Your task is to repeat the entries exactly. Leave the pictures out.

▶ _The input_
══════

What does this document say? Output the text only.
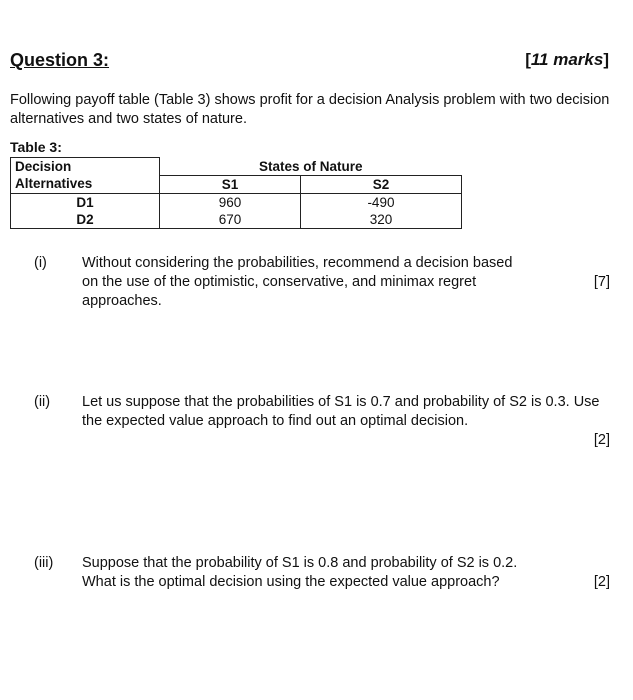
Question 3:	[11 marks]
Following payoff table (Table 3) shows profit for a decision Analysis problem with two decision alternatives and two states of nature.
Table 3:
Decision	States of Nature	
Alternatives	S1	S2
D1	960	-490
D2	670	320
(i) Without considering the probabilities, recommend a decision based on the use of the optimistic, conservative, and minimax regret approaches.
[7]
(ii) Let us suppose that the probabilities of S1 is 0.7 and probability of S2 is 0.3. Use the expected value approach to find out an optimal decision.
[2]
(iii) Suppose that the probability of S1 is 0.8 and probability of S2 is 0.2. What is the optimal decision using the expected value approach?	[2]
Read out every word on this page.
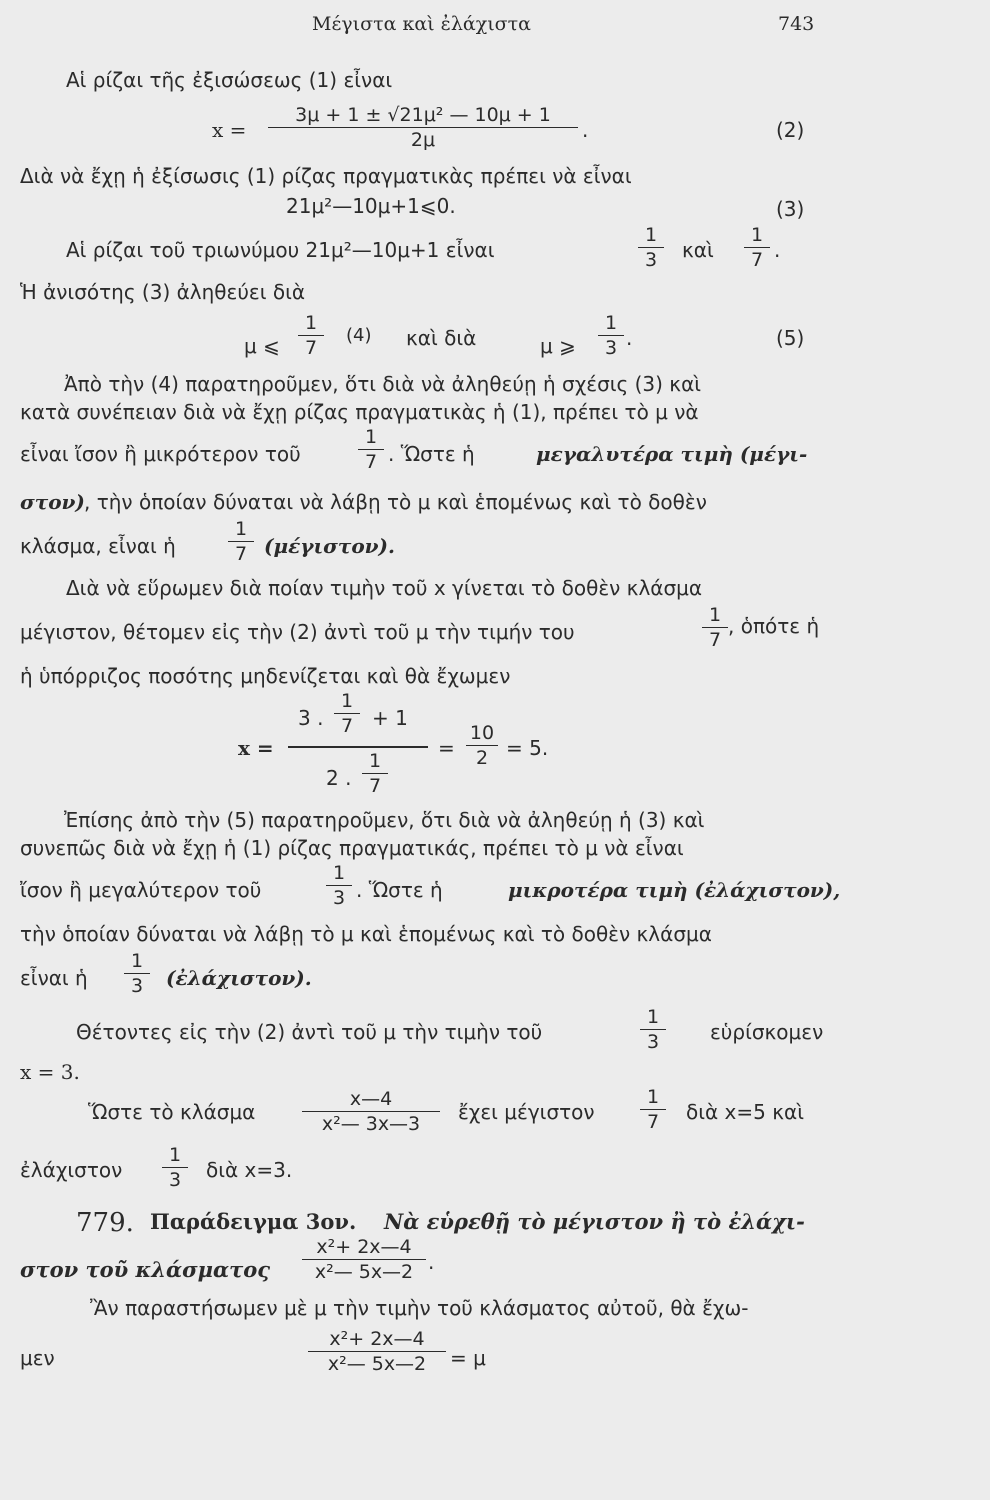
Μέγιστα καὶ ἐλάχιστα	743
Αἱ ρίζαι τῆς ἐξισώσεως (1) εἶναι
$x = \frac{\text{3μ + 1 ± √21μ² — 10μ + 1}}{2\mu}$ .	(2)
Διὰ νὰ ἔχῃ ἡ ἐξίσωσις (1) ρίζας πραγματικὰς πρέπει νὰ εἶναι
21μ²—10μ+1⩽0.	(3)
Αἱ ρίζαι τοῦ τριωνύμου 21μ²—10μ+1 εἶναι	$\frac{1}{3}$ καὶ $\frac{1}{7}$ .
Ἡ ἀνισότης (3) ἀληθεύει διὰ
μ ⩽ $\frac{1}{7} (4)$ καὶ διὰ	μ ⩾ $\frac{1}{3}$ .	(5)
Ἀπὸ τὴν (4) παρατηροῦμεν, ὅτι διὰ νὰ ἀληθεύῃ ἡ σχέσις (3) καὶ
κατὰ συνέπειαν διὰ νὰ ἔχῃ ρίζας πραγματικὰς ἡ (1), πρέπει τὸ μ νὰ
εἶναι ἴσον ἢ μικρότερον τοῦ	$\frac{1}{7}$ . Ὥστε ἡ	μεγαλυτέρα τιμὴ (μέγι-
στον) , τὴν ὁποίαν δύναται νὰ λάβῃ τὸ μ καὶ ἑπομένως καὶ τὸ δοθὲν
κλάσμα, εἶναι ἡ	$\frac{1}{7} (\mu έ\gamma\iota\sigma\tau o\nu)$.
Διὰ νὰ εὕρωμεν διὰ ποίαν τιμὴν τοῦ x γίνεται τὸ δοθὲν κλάσμα
μέγιστον, θέτομεν εἰς τὴν (2) ἀντὶ τοῦ μ τὴν τιμήν του	$\frac{1}{7}$ , ὁπότε ἡ
ἡ ὑπόρριζος ποσότης μηδενίζεται καὶ θὰ ἔχωμεν
x =
3 . $\frac{1}{7} + 1$
2 . $\frac{1}{7}$
= $\frac{10}{2} = 5$.
Ἐπίσης ἀπὸ τὴν (5) παρατηροῦμεν, ὅτι διὰ νὰ ἀληθεύῃ ἡ (3) καὶ
συνεπῶς διὰ νὰ ἔχῃ ἡ (1) ρίζας πραγματικάς, πρέπει τὸ μ νὰ εἶναι
ἴσον ἢ μεγαλύτερον τοῦ	$\frac{1}{3}$ . Ὥστε ἡ	μικροτέρα τιμὴ (ἐλάχιστον),
τὴν ὁποίαν δύναται νὰ λάβῃ τὸ μ καὶ ἑπομένως καὶ τὸ δοθὲν κλάσμα
εἶναι ἡ $\frac{1}{3}$ (ἐλάχιστον).
Θέτοντες εἰς τὴν (2) ἀντὶ τοῦ μ τὴν τιμὴν τοῦ	$\frac{1}{3}$ εὑρίσκομεν
x = 3.
Ὥστε τὸ κλάσμα $\frac{x—4}{\text{x²— 3x—3}}$ ἔχει μέγιστον $\frac{1}{7}$ διὰ x=5 καὶ
ἐλάχιστον $\frac{1}{3}$ διὰ x=3.
779. Παράδειγμα 3ον. Νὰ εὑρεθῇ τὸ μέγιστον ἢ τὸ ἐλάχι-
στον τοῦ κλάσματος $\frac{\text{x²+ 2x—4}}{\text{x²— 5x—2}}$ .
Ἂν παραστήσωμεν μὲ μ τὴν τιμὴν τοῦ κλάσματος αὐτοῦ, θὰ ἔχω-
μεν	$\frac{\text{x²+ 2x—4}}{\text{x²— 5x—2}} = \mu$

══════

▶ _Final result_
What does this document say? Output the text only.
Question 3:	[11 marks]
Following payoff table (Table 3) shows profit for a decision Analysis problem with two decision alternatives and two states of nature.
Table 3:
Decision	States of Nature	
Alternatives	S1	S2
D1	960	-490
D2	670	320
(i) Without considering the probabilities, recommend a decision based on the use of the optimistic, conservative, and minimax regret approaches.
[7]
(ii) Let us suppose that the probabilities of S1 is 0.7 and probability of S2 is 0.3. Use the expected value approach to find out an optimal decision.
[2]
(iii) Suppose that the probability of S1 is 0.8 and probability of S2 is 0.2. What is the optimal decision using the expected value approach?	[2]
Read out every word on this page.
Μέγιστα καὶ ἐλάχιστα	743
Αἱ ρίζαι τῆς ἐξισώσεως (1) εἶναι
$x = \frac{\text{3μ + 1 ± √21μ² — 10μ + 1}}{2\mu}$ .	(2)
Διὰ νὰ ἔχῃ ἡ ἐξίσωσις (1) ρίζας πραγματικὰς πρέπει νὰ εἶναι
21μ²—10μ+1⩽0.	(3)
Αἱ ρίζαι τοῦ τριωνύμου 21μ²—10μ+1 εἶναι	$\frac{1}{3}$ καὶ $\frac{1}{7}$ .
Ἡ ἀνισότης (3) ἀληθεύει διὰ
μ ⩽ $\frac{1}{7} (4)$ καὶ διὰ	μ ⩾ $\frac{1}{3}$ .	(5)
Ἀπὸ τὴν (4) παρατηροῦμεν, ὅτι διὰ νὰ ἀληθεύῃ ἡ σχέσις (3) καὶ
κατὰ συνέπειαν διὰ νὰ ἔχῃ ρίζας πραγματικὰς ἡ (1), πρέπει τὸ μ νὰ
εἶναι ἴσον ἢ μικρότερον τοῦ	$\frac{1}{7}$ . Ὥστε ἡ	μεγαλυτέρα τιμὴ (μέγι-
στον) , τὴν ὁποίαν δύναται νὰ λάβῃ τὸ μ καὶ ἑπομένως καὶ τὸ δοθὲν
κλάσμα, εἶναι ἡ	$\frac{1}{7} (\mu έ\gamma\iota\sigma\tau o\nu)$.
Διὰ νὰ εὕρωμεν διὰ ποίαν τιμὴν τοῦ x γίνεται τὸ δοθὲν κλάσμα
μέγιστον, θέτομεν εἰς τὴν (2) ἀντὶ τοῦ μ τὴν τιμήν του	$\frac{1}{7}$ , ὁπότε ἡ
ἡ ὑπόρριζος ποσότης μηδενίζεται καὶ θὰ ἔχωμεν
x =
3 . $\frac{1}{7} + 1$
2 . $\frac{1}{7}$
= $\frac{10}{2} = 5$.
Ἐπίσης ἀπὸ τὴν (5) παρατηροῦμεν, ὅτι διὰ νὰ ἀληθεύῃ ἡ (3) καὶ
συνεπῶς διὰ νὰ ἔχῃ ἡ (1) ρίζας πραγματικάς, πρέπει τὸ μ νὰ εἶναι
ἴσον ἢ μεγαλύτερον τοῦ	$\frac{1}{3}$ . Ὥστε ἡ	μικροτέρα τιμὴ (ἐλάχιστον),
τὴν ὁποίαν δύναται νὰ λάβῃ τὸ μ καὶ ἑπομένως καὶ τὸ δοθὲν κλάσμα
εἶναι ἡ $\frac{1}{3}$ (ἐλάχιστον).
Θέτοντες εἰς τὴν (2) ἀντὶ τοῦ μ τὴν τιμὴν τοῦ	$\frac{1}{3}$ εὑρίσκομεν
x = 3.
Ὥστε τὸ κλάσμα $\frac{x—4}{\text{x²— 3x—3}}$ ἔχει μέγιστον $\frac{1}{7}$ διὰ x=5 καὶ
ἐλάχιστον $\frac{1}{3}$ διὰ x=3.
779. Παράδειγμα 3ον. Νὰ εὑρεθῇ τὸ μέγιστον ἢ τὸ ἐλάχι-
στον τοῦ κλάσματος $\frac{\text{x²+ 2x—4}}{\text{x²— 5x—2}}$ .
Ἂν παραστήσωμεν μὲ μ τὴν τιμὴν τοῦ κλάσματος αὐτοῦ, θὰ ἔχω-
μεν	$\frac{\text{x²+ 2x—4}}{\text{x²— 5x—2}} = \mu$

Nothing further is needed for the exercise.